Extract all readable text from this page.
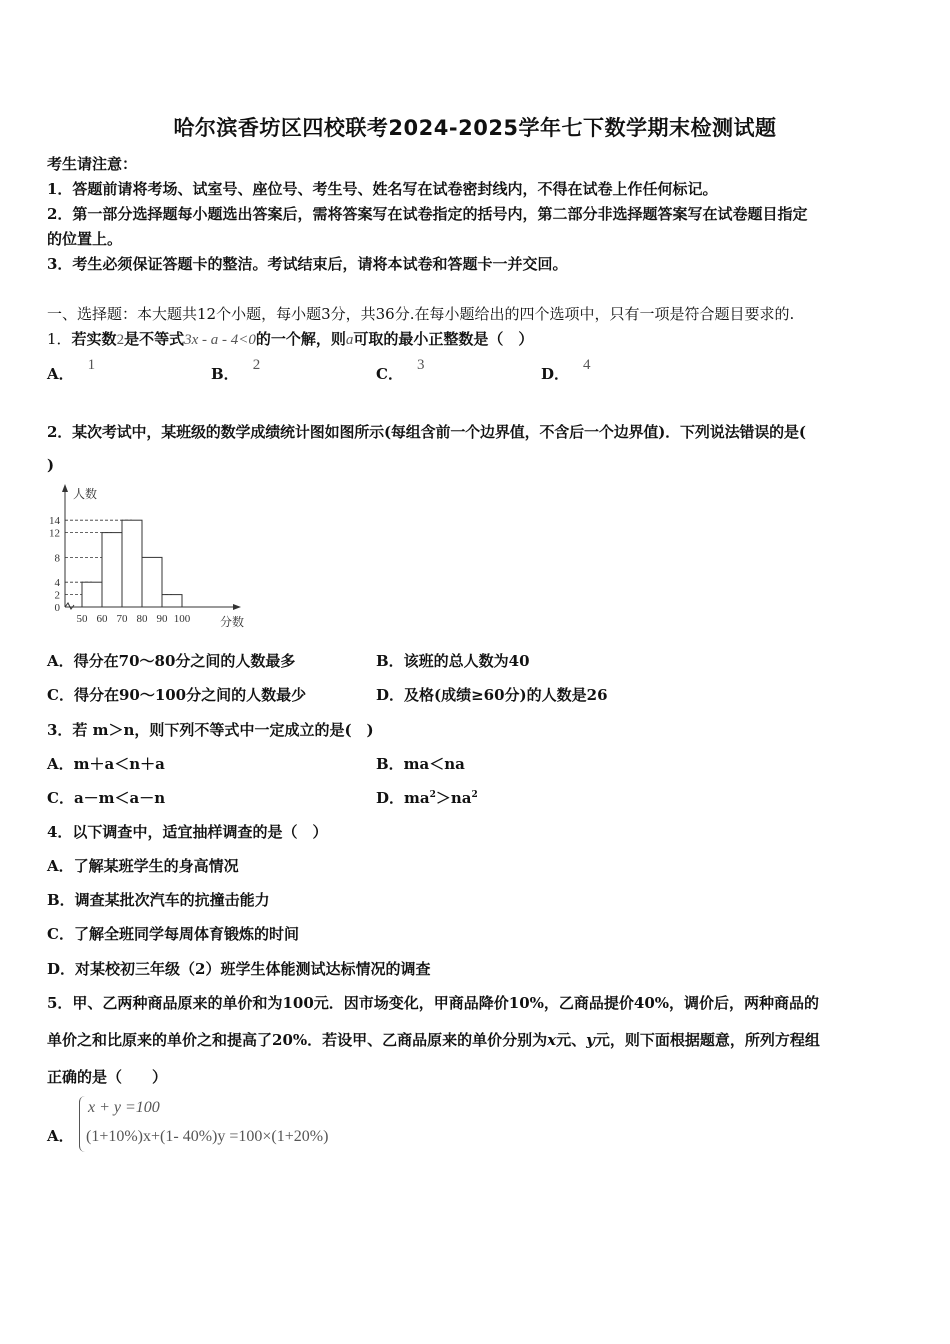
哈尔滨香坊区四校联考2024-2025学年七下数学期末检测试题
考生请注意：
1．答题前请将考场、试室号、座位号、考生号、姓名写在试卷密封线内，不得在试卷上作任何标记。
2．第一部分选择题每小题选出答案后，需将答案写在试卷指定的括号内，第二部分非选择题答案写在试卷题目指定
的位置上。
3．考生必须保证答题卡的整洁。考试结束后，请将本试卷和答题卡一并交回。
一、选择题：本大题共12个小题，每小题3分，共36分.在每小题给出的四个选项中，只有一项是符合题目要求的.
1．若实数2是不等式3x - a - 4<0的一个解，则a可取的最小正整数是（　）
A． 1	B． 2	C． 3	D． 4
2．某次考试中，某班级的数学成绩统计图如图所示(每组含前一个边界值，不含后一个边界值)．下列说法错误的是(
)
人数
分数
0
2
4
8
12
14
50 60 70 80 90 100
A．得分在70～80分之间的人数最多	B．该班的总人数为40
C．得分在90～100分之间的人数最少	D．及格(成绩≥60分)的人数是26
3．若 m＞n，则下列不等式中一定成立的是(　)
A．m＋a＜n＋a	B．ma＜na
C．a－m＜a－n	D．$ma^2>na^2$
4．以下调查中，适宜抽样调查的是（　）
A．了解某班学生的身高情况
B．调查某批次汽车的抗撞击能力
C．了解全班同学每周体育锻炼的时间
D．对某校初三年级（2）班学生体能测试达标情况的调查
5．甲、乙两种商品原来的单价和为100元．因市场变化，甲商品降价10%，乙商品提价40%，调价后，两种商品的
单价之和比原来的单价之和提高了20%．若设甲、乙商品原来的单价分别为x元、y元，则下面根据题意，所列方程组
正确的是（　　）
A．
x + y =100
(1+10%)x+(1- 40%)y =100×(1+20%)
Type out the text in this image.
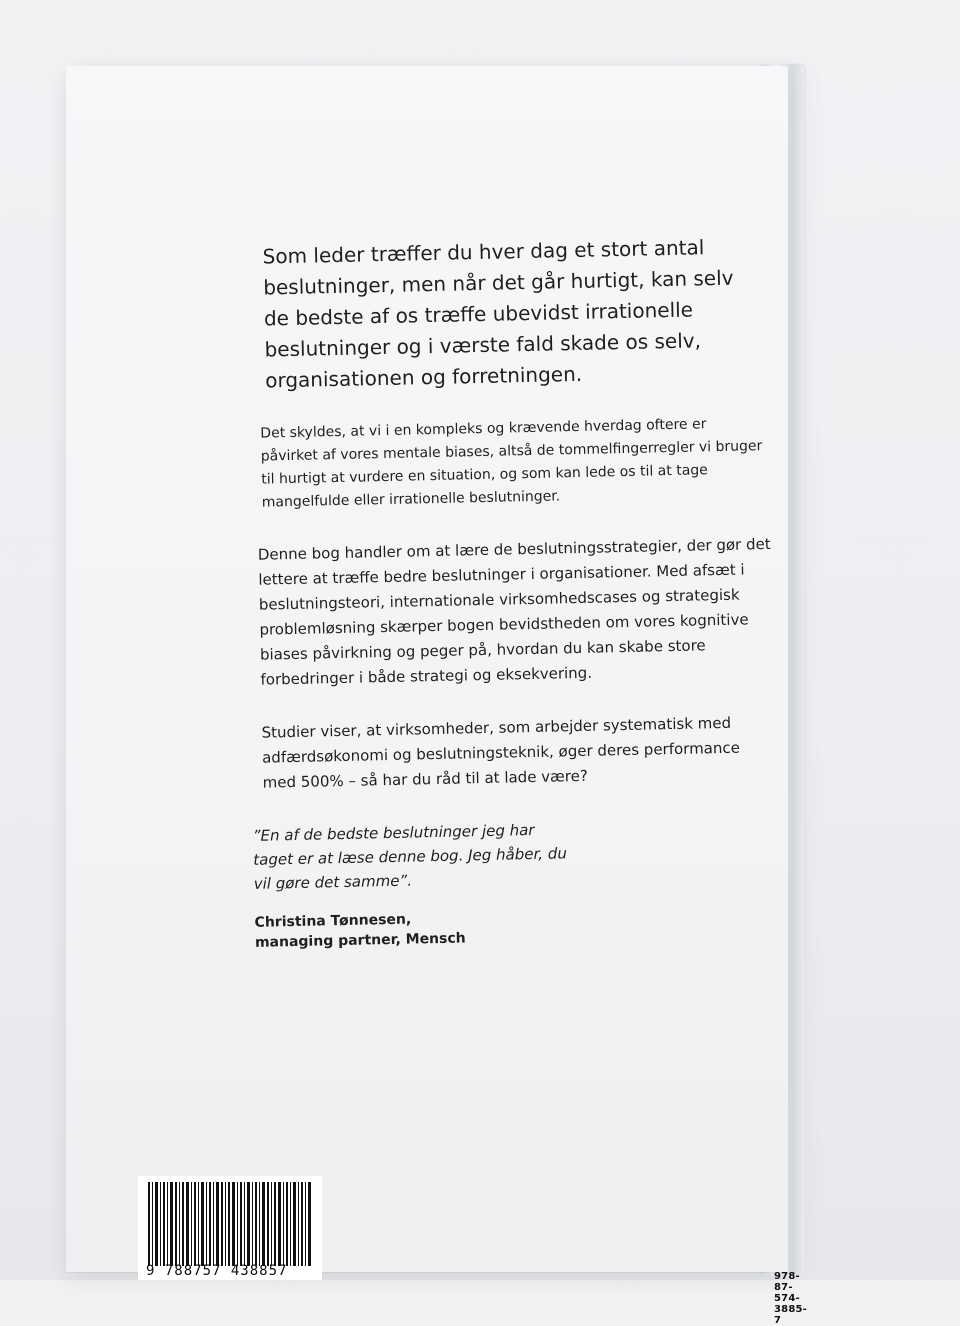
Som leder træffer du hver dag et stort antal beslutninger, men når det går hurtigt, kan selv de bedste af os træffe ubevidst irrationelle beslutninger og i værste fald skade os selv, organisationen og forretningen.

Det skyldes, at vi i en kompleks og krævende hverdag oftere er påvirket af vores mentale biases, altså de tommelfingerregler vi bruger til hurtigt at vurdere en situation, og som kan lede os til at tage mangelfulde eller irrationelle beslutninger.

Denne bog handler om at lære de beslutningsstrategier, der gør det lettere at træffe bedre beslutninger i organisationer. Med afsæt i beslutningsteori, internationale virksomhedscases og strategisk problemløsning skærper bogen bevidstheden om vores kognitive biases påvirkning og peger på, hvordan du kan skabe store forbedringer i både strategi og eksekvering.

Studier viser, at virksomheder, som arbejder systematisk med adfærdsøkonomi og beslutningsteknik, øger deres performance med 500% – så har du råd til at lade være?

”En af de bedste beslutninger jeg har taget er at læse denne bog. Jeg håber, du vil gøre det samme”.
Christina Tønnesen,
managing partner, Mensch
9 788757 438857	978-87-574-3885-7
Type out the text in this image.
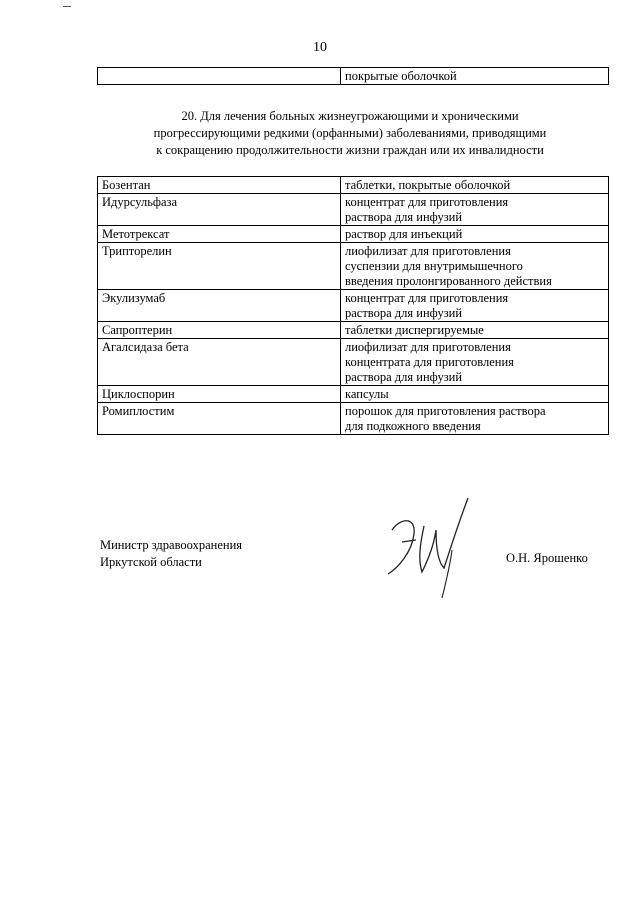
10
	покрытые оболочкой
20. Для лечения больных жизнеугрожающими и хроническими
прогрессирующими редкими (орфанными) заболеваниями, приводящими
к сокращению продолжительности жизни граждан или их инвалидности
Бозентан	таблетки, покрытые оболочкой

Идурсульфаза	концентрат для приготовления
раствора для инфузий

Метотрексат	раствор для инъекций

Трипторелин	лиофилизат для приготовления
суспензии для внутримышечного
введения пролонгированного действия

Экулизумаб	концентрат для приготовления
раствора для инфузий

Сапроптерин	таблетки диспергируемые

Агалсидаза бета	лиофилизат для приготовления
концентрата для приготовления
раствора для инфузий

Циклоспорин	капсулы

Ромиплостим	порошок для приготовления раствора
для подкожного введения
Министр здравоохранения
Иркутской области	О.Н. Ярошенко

__________________________________________________

== SHORT PROBLEM ==
Return all lines containing "таблетки".

== SOLUTION FOR THIS PROBLEM ==
Бозентан	таблетки, покрытые оболочкой
Сапроптерин	таблетки диспергируемые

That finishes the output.